# [What you need to do]
Report the number of lines containing "this", with no other words.

# [Source material]
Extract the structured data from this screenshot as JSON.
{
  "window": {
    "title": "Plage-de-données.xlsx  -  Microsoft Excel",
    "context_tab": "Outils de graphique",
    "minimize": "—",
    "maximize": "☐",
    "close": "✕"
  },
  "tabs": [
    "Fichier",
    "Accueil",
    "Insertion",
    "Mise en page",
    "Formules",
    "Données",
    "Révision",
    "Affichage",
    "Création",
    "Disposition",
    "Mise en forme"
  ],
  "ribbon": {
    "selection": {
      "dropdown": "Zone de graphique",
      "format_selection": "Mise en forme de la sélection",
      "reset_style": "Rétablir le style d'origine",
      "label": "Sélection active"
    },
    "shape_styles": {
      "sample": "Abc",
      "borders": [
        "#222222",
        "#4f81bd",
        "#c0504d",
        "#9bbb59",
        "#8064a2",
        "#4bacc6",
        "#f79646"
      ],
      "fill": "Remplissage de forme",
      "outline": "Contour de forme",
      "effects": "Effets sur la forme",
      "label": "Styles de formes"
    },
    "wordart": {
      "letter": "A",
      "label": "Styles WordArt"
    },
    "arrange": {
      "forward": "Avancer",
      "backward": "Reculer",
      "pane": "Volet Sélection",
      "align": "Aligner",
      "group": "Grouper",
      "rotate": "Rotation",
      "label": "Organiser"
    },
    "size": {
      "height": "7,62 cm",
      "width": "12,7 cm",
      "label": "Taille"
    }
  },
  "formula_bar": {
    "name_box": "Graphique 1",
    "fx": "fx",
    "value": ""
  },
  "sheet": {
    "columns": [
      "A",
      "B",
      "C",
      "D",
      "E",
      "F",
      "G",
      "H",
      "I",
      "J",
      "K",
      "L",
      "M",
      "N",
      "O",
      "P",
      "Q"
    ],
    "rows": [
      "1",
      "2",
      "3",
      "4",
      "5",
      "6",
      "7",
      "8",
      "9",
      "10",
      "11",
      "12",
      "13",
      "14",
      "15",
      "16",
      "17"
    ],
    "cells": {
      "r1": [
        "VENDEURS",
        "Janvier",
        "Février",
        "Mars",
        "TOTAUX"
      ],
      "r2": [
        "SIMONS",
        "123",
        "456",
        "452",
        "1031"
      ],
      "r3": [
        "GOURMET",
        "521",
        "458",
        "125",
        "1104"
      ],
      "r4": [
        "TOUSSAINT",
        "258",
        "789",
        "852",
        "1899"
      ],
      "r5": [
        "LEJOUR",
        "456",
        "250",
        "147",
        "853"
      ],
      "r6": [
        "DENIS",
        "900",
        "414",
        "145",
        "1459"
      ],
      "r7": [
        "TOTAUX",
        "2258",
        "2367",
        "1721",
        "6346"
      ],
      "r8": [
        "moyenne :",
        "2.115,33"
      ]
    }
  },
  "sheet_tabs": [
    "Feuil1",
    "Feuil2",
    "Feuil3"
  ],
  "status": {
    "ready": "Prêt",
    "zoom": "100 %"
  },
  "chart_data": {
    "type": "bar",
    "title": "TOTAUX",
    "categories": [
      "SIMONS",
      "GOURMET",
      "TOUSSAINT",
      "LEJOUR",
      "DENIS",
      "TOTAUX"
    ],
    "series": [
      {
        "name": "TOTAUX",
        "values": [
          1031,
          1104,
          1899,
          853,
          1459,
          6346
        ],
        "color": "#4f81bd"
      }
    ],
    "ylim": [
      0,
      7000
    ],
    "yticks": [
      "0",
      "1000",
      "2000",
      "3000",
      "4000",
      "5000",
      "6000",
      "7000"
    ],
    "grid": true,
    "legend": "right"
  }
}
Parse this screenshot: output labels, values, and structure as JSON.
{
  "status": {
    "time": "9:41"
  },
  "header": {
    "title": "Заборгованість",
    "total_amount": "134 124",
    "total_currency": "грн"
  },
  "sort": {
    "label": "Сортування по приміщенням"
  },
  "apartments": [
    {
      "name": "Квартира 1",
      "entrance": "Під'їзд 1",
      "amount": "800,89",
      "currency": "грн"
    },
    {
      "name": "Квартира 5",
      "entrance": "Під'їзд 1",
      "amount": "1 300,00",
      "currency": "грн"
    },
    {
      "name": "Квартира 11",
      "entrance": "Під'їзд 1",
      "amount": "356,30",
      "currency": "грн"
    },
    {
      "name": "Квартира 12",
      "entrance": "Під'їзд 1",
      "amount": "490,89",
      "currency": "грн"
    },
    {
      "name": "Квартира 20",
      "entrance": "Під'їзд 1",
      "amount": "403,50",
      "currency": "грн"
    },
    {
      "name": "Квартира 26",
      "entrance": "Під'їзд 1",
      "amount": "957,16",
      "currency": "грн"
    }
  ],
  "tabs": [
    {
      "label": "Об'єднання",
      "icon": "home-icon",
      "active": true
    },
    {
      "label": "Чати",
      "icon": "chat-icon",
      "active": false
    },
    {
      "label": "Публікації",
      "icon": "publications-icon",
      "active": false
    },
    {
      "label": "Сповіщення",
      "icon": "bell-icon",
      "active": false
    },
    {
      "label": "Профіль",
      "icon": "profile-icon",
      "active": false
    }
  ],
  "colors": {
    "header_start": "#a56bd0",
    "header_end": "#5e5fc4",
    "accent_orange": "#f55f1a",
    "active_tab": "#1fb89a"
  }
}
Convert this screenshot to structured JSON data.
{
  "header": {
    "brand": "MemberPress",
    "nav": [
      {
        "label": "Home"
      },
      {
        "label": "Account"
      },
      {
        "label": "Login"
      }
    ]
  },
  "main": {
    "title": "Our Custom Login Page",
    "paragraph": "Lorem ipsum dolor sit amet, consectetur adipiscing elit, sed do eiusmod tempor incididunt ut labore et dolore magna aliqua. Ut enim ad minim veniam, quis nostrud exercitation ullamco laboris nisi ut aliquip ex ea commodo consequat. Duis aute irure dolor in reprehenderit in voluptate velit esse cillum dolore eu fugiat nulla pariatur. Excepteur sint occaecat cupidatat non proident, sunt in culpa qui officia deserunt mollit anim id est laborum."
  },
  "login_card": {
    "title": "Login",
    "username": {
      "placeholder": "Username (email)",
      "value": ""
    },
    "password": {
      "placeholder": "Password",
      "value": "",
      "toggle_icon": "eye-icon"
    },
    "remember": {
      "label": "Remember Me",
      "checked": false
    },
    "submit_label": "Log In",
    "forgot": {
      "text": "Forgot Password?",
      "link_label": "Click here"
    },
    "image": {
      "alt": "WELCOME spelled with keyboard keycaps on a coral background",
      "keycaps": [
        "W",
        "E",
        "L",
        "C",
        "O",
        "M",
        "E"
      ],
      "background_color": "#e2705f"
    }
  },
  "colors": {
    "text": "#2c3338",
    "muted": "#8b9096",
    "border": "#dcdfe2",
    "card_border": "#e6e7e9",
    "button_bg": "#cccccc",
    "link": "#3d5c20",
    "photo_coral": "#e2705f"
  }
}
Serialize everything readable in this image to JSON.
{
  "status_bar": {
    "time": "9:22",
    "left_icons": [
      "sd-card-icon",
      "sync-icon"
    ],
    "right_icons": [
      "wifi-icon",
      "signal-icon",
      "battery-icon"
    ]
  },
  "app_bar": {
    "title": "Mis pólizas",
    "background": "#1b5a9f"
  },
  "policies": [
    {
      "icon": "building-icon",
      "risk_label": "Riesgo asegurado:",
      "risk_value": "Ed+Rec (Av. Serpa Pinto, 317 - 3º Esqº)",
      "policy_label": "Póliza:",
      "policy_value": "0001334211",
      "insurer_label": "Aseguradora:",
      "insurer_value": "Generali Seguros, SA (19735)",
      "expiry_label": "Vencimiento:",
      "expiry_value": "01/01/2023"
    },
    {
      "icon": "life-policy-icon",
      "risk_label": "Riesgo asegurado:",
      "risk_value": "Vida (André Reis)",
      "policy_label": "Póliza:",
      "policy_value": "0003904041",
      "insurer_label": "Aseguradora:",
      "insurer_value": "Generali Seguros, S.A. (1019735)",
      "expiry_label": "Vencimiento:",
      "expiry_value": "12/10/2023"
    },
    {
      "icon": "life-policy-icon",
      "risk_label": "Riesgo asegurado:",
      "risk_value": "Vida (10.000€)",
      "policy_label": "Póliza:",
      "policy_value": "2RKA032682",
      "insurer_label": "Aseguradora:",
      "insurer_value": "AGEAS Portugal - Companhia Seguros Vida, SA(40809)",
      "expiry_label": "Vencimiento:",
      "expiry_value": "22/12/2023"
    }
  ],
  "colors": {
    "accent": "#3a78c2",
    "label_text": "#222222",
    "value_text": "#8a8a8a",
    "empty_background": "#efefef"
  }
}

# [Finished task]
4